Required actions:
1) Reproduce verbatim everything in the passage on eshabwe from "In the traditional" down to "turn out poor.".
2) Extend the passage about eshabwe, picking up right after its final sentence.

Excerpt provided:
BEGIN
Class of clarified butter

Eshabwe is a class of clarified butter that originated in Ankole and is commonly used as condiment. Eshabwe, also known as ghee sauce, is a traditional dish prepared in Ankole. The dish is usually prepared for special ceremonies or occasions.

In the traditional marriage ceremonies of the Ankole community, four people taste the dish, the groom and his father and also the paternal aunt (ishenkazi) and maternal uncle (nyinarimi) of the bride. Eshabwe was served in an orwabya (clay bowl with lid). Traditionally, it was made by old women in a room where they had to be silent because it was the believed that talking would make the eshabwe turn out poor.

However, this has changed and eshabwe is served like any other dish to everyone. Eshabwe is served as a condiment with the main course meal e.g. karo (millet bread), potatoes, matooke, beans and others.
END
Information given:
BEGIN
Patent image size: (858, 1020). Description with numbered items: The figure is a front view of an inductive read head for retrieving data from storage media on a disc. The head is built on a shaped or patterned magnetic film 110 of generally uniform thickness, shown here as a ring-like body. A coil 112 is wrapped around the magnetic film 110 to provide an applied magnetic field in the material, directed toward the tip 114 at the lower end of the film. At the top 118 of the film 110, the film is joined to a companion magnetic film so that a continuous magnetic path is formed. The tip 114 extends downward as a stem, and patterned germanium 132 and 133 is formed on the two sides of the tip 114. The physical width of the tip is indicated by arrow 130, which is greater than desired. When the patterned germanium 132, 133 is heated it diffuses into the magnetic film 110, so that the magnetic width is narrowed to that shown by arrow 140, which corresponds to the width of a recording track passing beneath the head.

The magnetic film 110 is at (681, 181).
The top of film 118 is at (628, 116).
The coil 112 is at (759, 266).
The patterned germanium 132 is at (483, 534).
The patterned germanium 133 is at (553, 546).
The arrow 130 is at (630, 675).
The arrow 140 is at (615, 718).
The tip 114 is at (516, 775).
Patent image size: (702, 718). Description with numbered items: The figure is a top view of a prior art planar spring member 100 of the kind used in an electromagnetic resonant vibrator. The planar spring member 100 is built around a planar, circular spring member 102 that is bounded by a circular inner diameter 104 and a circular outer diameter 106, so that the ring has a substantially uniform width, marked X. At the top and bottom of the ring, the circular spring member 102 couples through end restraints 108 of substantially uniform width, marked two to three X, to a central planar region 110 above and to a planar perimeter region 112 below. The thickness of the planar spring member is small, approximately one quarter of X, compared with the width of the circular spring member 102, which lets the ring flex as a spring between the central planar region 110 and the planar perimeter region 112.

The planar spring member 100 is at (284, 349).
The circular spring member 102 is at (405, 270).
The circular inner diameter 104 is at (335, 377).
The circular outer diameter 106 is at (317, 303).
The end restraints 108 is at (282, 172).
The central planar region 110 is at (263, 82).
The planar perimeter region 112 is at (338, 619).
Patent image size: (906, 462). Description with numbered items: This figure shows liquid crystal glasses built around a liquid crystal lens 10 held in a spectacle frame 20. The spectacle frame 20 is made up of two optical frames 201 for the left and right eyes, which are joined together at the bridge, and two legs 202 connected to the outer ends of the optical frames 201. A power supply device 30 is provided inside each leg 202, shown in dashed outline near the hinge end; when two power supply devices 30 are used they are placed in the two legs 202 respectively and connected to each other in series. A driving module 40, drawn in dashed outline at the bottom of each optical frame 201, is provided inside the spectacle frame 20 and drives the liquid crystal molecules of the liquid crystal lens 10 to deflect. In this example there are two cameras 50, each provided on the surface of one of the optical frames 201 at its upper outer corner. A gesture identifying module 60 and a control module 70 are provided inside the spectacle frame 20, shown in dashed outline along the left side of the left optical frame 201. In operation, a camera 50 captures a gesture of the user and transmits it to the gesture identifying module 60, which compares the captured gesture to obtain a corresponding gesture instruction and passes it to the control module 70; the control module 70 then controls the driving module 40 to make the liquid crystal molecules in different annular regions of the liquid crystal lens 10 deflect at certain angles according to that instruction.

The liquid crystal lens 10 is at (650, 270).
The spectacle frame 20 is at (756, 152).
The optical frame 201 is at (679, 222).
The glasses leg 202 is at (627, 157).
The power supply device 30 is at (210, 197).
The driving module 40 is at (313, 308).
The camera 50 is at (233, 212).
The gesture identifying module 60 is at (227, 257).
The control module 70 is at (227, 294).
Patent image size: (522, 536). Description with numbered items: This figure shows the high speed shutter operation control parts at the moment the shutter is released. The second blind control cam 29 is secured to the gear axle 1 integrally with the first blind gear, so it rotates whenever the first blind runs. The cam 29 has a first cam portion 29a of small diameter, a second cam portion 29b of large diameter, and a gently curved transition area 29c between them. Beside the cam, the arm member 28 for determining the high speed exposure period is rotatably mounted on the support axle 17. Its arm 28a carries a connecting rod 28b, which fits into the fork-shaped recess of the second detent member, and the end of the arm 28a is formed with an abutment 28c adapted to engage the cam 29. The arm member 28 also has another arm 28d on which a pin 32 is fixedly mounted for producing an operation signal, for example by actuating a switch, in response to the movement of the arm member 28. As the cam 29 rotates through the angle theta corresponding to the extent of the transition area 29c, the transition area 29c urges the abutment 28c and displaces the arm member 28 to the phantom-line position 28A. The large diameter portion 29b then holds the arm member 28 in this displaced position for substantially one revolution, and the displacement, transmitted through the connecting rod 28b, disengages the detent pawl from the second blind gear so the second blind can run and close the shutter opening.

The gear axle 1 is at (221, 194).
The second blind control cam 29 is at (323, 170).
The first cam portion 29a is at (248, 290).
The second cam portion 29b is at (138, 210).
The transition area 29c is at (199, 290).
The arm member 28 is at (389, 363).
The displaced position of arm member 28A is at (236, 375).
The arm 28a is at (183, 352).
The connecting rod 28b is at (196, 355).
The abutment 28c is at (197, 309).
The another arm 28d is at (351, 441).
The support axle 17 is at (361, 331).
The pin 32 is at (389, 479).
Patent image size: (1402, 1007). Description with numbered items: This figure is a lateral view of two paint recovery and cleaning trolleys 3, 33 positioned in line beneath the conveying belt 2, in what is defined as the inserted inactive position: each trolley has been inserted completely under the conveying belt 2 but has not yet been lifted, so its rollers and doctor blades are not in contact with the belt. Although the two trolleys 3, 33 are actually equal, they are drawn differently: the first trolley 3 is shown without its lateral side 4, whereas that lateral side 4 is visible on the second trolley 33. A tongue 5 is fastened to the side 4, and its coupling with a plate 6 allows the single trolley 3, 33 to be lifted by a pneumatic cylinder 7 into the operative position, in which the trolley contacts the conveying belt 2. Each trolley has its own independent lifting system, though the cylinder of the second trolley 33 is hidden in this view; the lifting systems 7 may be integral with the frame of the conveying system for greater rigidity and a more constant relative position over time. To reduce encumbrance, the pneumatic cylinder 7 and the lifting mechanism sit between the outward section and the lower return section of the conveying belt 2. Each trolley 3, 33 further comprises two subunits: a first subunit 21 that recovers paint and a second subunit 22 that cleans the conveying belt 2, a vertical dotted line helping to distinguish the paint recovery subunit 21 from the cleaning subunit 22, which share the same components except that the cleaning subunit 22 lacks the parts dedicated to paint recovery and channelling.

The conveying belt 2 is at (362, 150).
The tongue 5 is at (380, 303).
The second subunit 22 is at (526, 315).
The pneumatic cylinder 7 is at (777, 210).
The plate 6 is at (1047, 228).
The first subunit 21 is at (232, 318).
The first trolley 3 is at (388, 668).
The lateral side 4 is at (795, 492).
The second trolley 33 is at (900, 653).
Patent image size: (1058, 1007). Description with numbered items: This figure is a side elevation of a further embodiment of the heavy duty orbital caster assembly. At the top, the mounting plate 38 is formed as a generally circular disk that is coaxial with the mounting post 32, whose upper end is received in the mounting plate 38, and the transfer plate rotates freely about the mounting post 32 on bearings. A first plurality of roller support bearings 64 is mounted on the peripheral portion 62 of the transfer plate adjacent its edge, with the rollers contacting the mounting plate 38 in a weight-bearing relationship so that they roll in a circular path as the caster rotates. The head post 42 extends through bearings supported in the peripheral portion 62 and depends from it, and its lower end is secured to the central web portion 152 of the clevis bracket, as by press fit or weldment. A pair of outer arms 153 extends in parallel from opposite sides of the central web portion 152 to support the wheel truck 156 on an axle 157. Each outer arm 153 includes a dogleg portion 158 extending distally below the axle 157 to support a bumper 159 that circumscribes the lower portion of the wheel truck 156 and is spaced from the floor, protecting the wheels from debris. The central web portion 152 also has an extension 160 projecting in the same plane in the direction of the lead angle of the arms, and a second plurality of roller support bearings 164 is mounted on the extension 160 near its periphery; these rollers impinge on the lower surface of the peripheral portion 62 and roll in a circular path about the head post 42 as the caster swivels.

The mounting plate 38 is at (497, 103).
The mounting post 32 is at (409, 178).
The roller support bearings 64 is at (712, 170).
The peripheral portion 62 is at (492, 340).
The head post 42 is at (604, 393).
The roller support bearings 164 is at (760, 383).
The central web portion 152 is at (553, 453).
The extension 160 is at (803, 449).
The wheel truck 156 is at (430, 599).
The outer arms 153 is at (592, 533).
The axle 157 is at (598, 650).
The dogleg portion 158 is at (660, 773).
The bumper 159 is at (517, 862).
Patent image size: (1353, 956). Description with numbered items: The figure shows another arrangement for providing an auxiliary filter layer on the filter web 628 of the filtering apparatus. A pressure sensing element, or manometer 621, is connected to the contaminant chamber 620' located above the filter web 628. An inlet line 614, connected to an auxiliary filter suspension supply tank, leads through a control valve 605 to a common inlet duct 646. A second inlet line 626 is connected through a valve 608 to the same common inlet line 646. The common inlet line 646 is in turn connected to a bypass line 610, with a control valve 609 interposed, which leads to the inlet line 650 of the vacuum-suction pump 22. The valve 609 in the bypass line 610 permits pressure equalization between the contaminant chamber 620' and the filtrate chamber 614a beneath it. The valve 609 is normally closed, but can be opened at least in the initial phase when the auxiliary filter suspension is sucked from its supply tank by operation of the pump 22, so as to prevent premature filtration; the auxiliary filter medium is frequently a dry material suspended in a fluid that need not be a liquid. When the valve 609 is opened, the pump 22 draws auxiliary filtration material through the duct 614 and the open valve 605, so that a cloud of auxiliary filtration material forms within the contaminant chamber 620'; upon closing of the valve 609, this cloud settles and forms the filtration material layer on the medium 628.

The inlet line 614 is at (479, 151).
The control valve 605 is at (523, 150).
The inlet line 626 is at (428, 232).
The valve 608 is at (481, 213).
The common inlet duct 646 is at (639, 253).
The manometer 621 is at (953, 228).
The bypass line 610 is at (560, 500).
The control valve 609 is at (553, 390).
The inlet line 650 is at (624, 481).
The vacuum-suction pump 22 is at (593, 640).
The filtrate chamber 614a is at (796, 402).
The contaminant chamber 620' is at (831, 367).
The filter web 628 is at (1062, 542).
END
Solved problems:
1)
In the traditional marriage ceremonies of the Ankole community, four people taste the dish, the groom and his father and also the paternal aunt (ishenkazi) and maternal uncle (nyinarimi) of the bride. Eshabwe was served in an orwabya (clay bowl with lid). Traditionally, it was made by old women in a room where they had to be silent because it was the believed that talking would make the eshabwe turn out poor.

2)
==Ingredients==
- Ghee
- Rock salt
- Cold water
- Salt
- Meat

==Preparation==
Initially ghee is washed clean in cold water. A mixture of rock salt and water (rwabarire) is added to the ghee. The mixture is stirred until the ghee changes from yellow to white in color. While adding cold boiled water, which has salt dissolved in it. The formed eshabwe is stirred until you get the desired thickness. After the eshabwe is formed, it is sieved to remove particles or impurities. Eshabwe is served with any main course meal e.g. millet bread, matooke, sweet potatoes etc.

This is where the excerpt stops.